*Stated goal:*
Copy everything in the listing below word for word, apart from any images.

[Data entries]
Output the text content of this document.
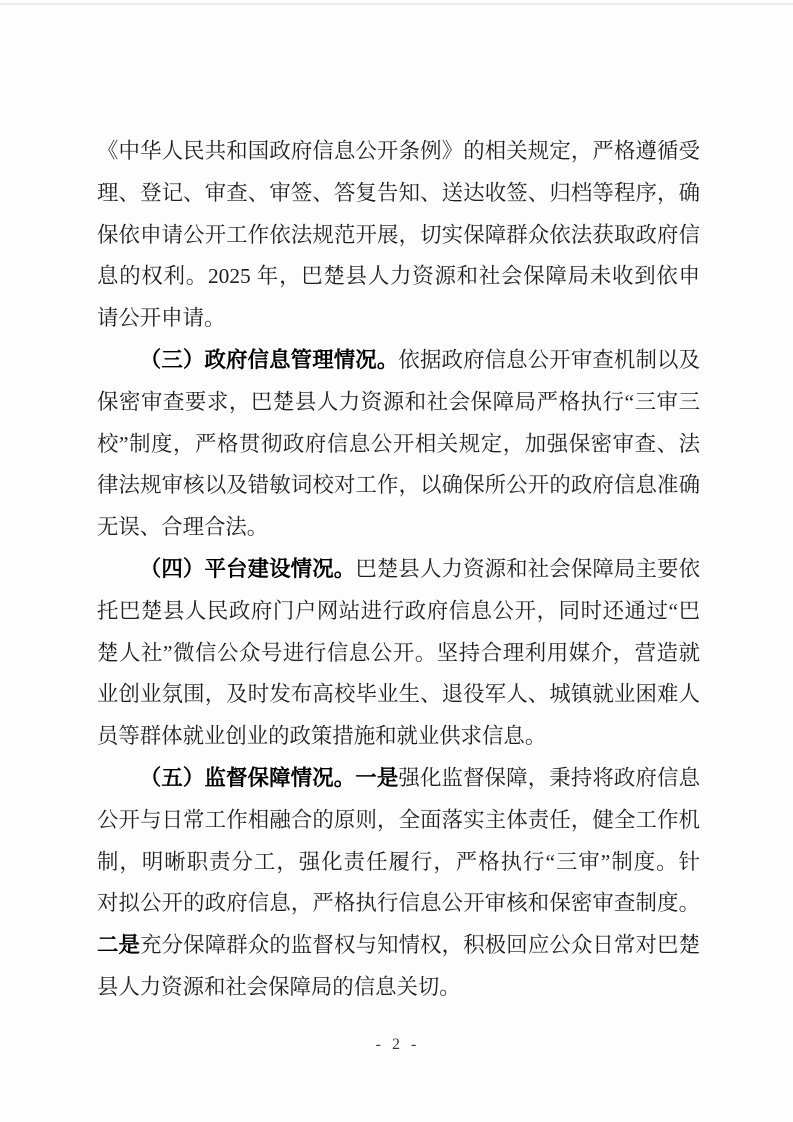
《中华人民共和国政府信息公开条例》的相关规定，严格遵循受
理、登记、审查、审签、答复告知、送达收签、归档等程序，确
保依申请公开工作依法规范开展，切实保障群众依法获取政府信
息的权利。2025 年，巴楚县人力资源和社会保障局未收到依申
请公开申请。
（三）政府信息管理情况。依据政府信息公开审查机制以及
保密审查要求，巴楚县人力资源和社会保障局严格执行“三审三
校”制度，严格贯彻政府信息公开相关规定，加强保密审查、法
律法规审核以及错敏词校对工作，以确保所公开的政府信息准确
无误、合理合法。
（四）平台建设情况。巴楚县人力资源和社会保障局主要依
托巴楚县人民政府门户网站进行政府信息公开，同时还通过“巴
楚人社”微信公众号进行信息公开。坚持合理利用媒介，营造就
业创业氛围，及时发布高校毕业生、退役军人、城镇就业困难人
员等群体就业创业的政策措施和就业供求信息。
（五）监督保障情况。一是强化监督保障，秉持将政府信息
公开与日常工作相融合的原则，全面落实主体责任，健全工作机
制，明晰职责分工，强化责任履行，严格执行“三审”制度。针
对拟公开的政府信息，严格执行信息公开审核和保密审查制度。
二是充分保障群众的监督权与知情权，积极回应公众日常对巴楚
县人力资源和社会保障局的信息关切。
- 2 -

*Reply to the exercise:*
Output the text content of this document.
《中华人民共和国政府信息公开条例》的相关规定，严格遵循受
理、登记、审查、审签、答复告知、送达收签、归档等程序，确
保依申请公开工作依法规范开展，切实保障群众依法获取政府信
息的权利。2025 年，巴楚县人力资源和社会保障局未收到依申
请公开申请。
（三）政府信息管理情况。依据政府信息公开审查机制以及
保密审查要求，巴楚县人力资源和社会保障局严格执行“三审三
校”制度，严格贯彻政府信息公开相关规定，加强保密审查、法
律法规审核以及错敏词校对工作，以确保所公开的政府信息准确
无误、合理合法。
（四）平台建设情况。巴楚县人力资源和社会保障局主要依
托巴楚县人民政府门户网站进行政府信息公开，同时还通过“巴
楚人社”微信公众号进行信息公开。坚持合理利用媒介，营造就
业创业氛围，及时发布高校毕业生、退役军人、城镇就业困难人
员等群体就业创业的政策措施和就业供求信息。
（五）监督保障情况。一是强化监督保障，秉持将政府信息
公开与日常工作相融合的原则，全面落实主体责任，健全工作机
制，明晰职责分工，强化责任履行，严格执行“三审”制度。针
对拟公开的政府信息，严格执行信息公开审核和保密审查制度。
二是充分保障群众的监督权与知情权，积极回应公众日常对巴楚
县人力资源和社会保障局的信息关切。
- 2 -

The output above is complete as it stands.